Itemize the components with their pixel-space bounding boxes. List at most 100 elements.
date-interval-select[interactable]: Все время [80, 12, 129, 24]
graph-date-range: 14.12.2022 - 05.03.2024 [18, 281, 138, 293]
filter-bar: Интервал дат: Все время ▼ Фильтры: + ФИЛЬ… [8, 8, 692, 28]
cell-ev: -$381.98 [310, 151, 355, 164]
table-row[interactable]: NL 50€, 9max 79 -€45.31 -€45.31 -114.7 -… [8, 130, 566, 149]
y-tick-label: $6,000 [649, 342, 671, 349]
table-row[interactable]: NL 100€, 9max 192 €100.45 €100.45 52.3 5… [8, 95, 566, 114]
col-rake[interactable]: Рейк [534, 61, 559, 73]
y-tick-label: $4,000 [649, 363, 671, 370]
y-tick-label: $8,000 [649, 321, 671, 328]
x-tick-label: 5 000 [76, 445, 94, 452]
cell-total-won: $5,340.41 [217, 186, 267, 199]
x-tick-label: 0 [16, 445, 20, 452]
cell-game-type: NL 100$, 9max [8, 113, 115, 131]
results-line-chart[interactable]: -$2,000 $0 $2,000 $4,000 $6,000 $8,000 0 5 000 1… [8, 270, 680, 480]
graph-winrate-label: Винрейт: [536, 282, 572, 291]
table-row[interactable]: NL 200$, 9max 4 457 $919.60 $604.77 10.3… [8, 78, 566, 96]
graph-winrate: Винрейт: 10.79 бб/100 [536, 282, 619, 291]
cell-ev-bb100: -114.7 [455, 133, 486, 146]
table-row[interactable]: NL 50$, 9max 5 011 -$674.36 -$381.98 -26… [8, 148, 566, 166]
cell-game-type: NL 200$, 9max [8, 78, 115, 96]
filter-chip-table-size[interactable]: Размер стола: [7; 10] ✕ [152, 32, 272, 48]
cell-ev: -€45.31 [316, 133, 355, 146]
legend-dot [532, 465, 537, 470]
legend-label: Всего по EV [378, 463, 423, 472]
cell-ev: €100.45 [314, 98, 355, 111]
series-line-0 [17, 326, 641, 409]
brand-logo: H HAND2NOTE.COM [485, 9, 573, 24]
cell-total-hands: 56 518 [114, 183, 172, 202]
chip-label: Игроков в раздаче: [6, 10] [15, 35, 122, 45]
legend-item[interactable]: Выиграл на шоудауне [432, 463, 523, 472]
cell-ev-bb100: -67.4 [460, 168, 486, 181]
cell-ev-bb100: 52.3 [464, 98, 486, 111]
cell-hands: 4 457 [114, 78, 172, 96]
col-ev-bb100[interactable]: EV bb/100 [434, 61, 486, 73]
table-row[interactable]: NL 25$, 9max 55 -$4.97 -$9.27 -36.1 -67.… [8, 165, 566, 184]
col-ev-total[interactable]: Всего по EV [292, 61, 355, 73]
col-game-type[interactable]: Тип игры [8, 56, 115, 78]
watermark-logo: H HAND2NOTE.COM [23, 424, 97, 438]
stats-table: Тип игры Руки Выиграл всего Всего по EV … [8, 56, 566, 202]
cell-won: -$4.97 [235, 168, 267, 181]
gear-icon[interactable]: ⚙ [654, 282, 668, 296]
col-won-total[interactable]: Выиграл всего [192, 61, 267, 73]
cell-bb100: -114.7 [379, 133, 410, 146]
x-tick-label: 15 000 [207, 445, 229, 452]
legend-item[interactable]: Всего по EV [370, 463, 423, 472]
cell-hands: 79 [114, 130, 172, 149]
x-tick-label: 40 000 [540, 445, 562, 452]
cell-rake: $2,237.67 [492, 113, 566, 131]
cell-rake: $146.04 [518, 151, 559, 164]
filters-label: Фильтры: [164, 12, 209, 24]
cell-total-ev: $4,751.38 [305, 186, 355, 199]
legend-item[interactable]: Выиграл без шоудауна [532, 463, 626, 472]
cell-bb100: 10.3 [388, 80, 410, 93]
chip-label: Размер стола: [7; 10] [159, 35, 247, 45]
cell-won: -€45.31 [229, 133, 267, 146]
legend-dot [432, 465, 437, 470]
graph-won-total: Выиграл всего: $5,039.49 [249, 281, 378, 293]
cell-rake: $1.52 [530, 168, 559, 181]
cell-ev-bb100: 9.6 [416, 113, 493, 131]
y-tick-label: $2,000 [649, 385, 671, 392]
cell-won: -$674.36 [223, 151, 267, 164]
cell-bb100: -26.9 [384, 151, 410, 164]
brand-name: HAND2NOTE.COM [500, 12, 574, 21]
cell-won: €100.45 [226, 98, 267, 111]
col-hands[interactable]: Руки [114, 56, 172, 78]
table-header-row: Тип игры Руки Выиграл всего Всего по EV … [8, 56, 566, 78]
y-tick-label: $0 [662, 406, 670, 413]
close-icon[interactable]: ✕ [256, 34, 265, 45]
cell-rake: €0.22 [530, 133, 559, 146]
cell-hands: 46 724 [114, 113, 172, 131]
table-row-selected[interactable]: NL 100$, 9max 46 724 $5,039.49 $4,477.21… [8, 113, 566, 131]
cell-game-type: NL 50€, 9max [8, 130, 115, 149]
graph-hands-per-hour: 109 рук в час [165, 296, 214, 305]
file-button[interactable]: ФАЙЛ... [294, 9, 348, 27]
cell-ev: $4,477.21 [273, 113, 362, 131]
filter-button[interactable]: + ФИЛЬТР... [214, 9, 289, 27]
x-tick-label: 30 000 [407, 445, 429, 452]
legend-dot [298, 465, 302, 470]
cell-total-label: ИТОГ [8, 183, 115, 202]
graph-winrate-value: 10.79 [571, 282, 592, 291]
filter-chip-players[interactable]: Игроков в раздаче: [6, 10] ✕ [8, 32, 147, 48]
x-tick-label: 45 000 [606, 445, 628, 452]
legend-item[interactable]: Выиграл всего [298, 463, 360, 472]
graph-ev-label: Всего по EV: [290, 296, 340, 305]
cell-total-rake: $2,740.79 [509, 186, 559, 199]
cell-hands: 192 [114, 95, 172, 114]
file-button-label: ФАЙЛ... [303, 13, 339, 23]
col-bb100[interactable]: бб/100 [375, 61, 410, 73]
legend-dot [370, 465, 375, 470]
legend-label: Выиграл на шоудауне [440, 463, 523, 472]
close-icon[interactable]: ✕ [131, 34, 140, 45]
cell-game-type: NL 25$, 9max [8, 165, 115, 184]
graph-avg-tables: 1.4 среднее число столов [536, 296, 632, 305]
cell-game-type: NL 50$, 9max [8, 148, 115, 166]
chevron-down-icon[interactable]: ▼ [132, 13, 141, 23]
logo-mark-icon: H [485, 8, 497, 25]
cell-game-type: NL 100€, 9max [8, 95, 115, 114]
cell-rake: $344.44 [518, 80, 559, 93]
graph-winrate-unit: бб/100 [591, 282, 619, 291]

#### Short task:
Please rewrite the lines above as a JSON list of strings, one string per line, leaving out any blank lines.

#### Exercise solution:
[
  "Itemize the components with their pixel-space bounding boxes. List at most 100 elements.",
  "date-interval-select[interactable]: Все время [80, 12, 129, 24]",
  "graph-date-range: 14.12.2022 - 05.03.2024 [18, 281, 138, 293]",
  "filter-bar: Интервал дат: Все время ▼ Фильтры: + ФИЛЬ… [8, 8, 692, 28]",
  "cell-ev: -$381.98 [310, 151, 355, 164]",
  "table-row[interactable]: NL 50€, 9max 79 -€45.31 -€45.31 -114.7 -… [8, 130, 566, 149]",
  "y-tick-label: $6,000 [649, 342, 671, 349]",
  "table-row[interactable]: NL 100€, 9max 192 €100.45 €100.45 52.3 5… [8, 95, 566, 114]",
  "col-rake[interactable]: Рейк [534, 61, 559, 73]",
  "y-tick-label: $4,000 [649, 363, 671, 370]",
  "y-tick-label: $8,000 [649, 321, 671, 328]",
  "x-tick-label: 5 000 [76, 445, 94, 452]",
  "cell-total-won: $5,340.41 [217, 186, 267, 199]",
  "x-tick-label: 0 [16, 445, 20, 452]",
  "cell-game-type: NL 100$, 9max [8, 113, 115, 131]",
  "results-line-chart[interactable]: -$2,000 $0 $2,000 $4,000 $6,000 $8,000 0 5 000 1… [8, 270, 680, 480]",
  "graph-winrate-label: Винрейт: [536, 282, 572, 291]",
  "table-row[interactable]: NL 200$, 9max 4 457 $919.60 $604.77 10.3… [8, 78, 566, 96]",
  "graph-winrate: Винрейт: 10.79 бб/100 [536, 282, 619, 291]",
  "cell-ev-bb100: -114.7 [455, 133, 486, 146]",
  "table-row[interactable]: NL 50$, 9max 5 011 -$674.36 -$381.98 -26… [8, 148, 566, 166]",
  "cell-game-type: NL 200$, 9max [8, 78, 115, 96]",
  "filter-chip-table-size[interactable]: Размер стола: [7; 10] ✕ [152, 32, 272, 48]",
  "cell-ev: -€45.31 [316, 133, 355, 146]",
  "legend-dot [532, 465, 537, 470]",
  "legend-label: Всего по EV [378, 463, 423, 472]",
  "cell-ev: €100.45 [314, 98, 355, 111]",
  "series-line-0 [17, 326, 641, 409]",
  "brand-logo: H HAND2NOTE.COM [485, 9, 573, 24]",
  "cell-total-hands: 56 518 [114, 183, 172, 202]",
  "chip-label: Игроков в раздаче: [6, 10] [15, 35, 122, 45]",
  "legend-item[interactable]: Выиграл на шоудауне [432, 463, 523, 472]",
  "cell-ev-bb100: -67.4 [460, 168, 486, 181]",
  "cell-ev-bb100: 52.3 [464, 98, 486, 111]",
  "cell-hands: 4 457 [114, 78, 172, 96]",
  "col-ev-bb100[interactable]: EV bb/100 [434, 61, 486, 73]",
  "table-row[interactable]: NL 25$, 9max 55 -$4.97 -$9.27 -36.1 -67.… [8, 165, 566, 184]",
  "col-ev-total[interactable]: Всего по EV [292, 61, 355, 73]",
  "col-game-type[interactable]: Тип игры [8, 56, 115, 78]",
  "watermark-logo: H HAND2NOTE.COM [23, 424, 97, 438]",
  "stats-table: Тип игры Руки Выиграл всего Всего по EV … [8, 56, 566, 202]",
  "cell-won: -$4.97 [235, 168, 267, 181]",
  "gear-icon[interactable]: ⚙ [654, 282, 668, 296]",
  "col-won-total[interactable]: Выиграл всего [192, 61, 267, 73]",
  "cell-bb100: -114.7 [379, 133, 410, 146]",
  "x-tick-label: 15 000 [207, 445, 229, 452]",
  "legend-item[interactable]: Всего по EV [370, 463, 423, 472]",
  "cell-hands: 79 [114, 130, 172, 149]",
  "x-tick-label: 40 000 [540, 445, 562, 452]",
  "cell-rake: $2,237.67 [492, 113, 566, 131]",
  "cell-rake: $146.04 [518, 151, 559, 164]",
  "filters-label: Фильтры: [164, 12, 209, 24]",
  "cell-total-ev: $4,751.38 [305, 186, 355, 199]",
  "legend-item[interactable]: Выиграл без шоудауна [532, 463, 626, 472]",
  "cell-bb100: 10.3 [388, 80, 410, 93]",
  "chip-label: Размер стола: [7; 10] [159, 35, 247, 45]",
  "cell-won: -€45.31 [229, 133, 267, 146]",
  "legend-dot [432, 465, 437, 470]",
  "graph-won-total: Выиграл всего: $5,039.49 [249, 281, 378, 293]",
  "cell-rake: $1.52 [530, 168, 559, 181]",
  "cell-ev-bb100: 9.6 [416, 113, 493, 131]",
  "y-tick-label: $2,000 [649, 385, 671, 392]",
  "cell-won: -$674.36 [223, 151, 267, 164]",
  "cell-bb100: -26.9 [384, 151, 410, 164]",
  "brand-name: HAND2NOTE.COM [500, 12, 574, 21]",
  "cell-won: €100.45 [226, 98, 267, 111]",
  "col-hands[interactable]: Руки [114, 56, 172, 78]",
  "table-header-row: Тип игры Руки Выиграл всего Всего по EV … [8, 56, 566, 78]",
  "y-tick-label: $0 [662, 406, 670, 413]",
  "close-icon[interactable]: ✕ [256, 34, 265, 45]",
  "cell-rake: €0.22 [530, 133, 559, 146]",
  "cell-hands: 46 724 [114, 113, 172, 131]",
  "table-row-selected[interactable]: NL 100$, 9max 46 724 $5,039.49 $4,477.21… [8, 113, 566, 131]",
  "cell-game-type: NL 50€, 9max [8, 130, 115, 149]",
  "graph-hands-per-hour: 109 рук в час [165, 296, 214, 305]",
  "file-button[interactable]: ФАЙЛ... [294, 9, 348, 27]",
  "cell-ev: $4,477.21 [273, 113, 362, 131]",
  "filter-button[interactable]: + ФИЛЬТР... [214, 9, 289, 27]",
  "x-tick-label: 30 000 [407, 445, 429, 452]",
  "legend-dot [298, 465, 302, 470]",
  "cell-total-label: ИТОГ [8, 183, 115, 202]",
  "graph-winrate-value: 10.79 [571, 282, 592, 291]",
  "filter-chip-players[interactable]: Игроков в раздаче: [6, 10] ✕ [8, 32, 147, 48]",
  "x-tick-label: 45 000 [606, 445, 628, 452]",
  "legend-item[interactable]: Выиграл всего [298, 463, 360, 472]",
  "graph-ev-label: Всего по EV: [290, 296, 340, 305]",
  "cell-total-rake: $2,740.79 [509, 186, 559, 199]",
  "cell-hands: 192 [114, 95, 172, 114]",
  "file-button-label: ФАЙЛ... [303, 13, 339, 23]",
  "col-bb100[interactable]: бб/100 [375, 61, 410, 73]",
  "legend-dot [370, 465, 375, 470]",
  "legend-label: Выиграл на шоудауне [440, 463, 523, 472]",
  "close-icon[interactable]: ✕ [131, 34, 140, 45]",
  "cell-game-type: NL 25$, 9max [8, 165, 115, 184]",
  "graph-avg-tables: 1.4 среднее число столов [536, 296, 632, 305]",
  "cell-game-type: NL 50$, 9max [8, 148, 115, 166]",
  "chevron-down-icon[interactable]: ▼ [132, 13, 141, 23]",
  "logo-mark-icon: H [485, 8, 497, 25]",
  "cell-game-type: NL 100€, 9max [8, 95, 115, 114]",
  "cell-rake: $344.44 [518, 80, 559, 93]",
  "graph-winrate-unit: бб/100 [591, 282, 619, 291]"
]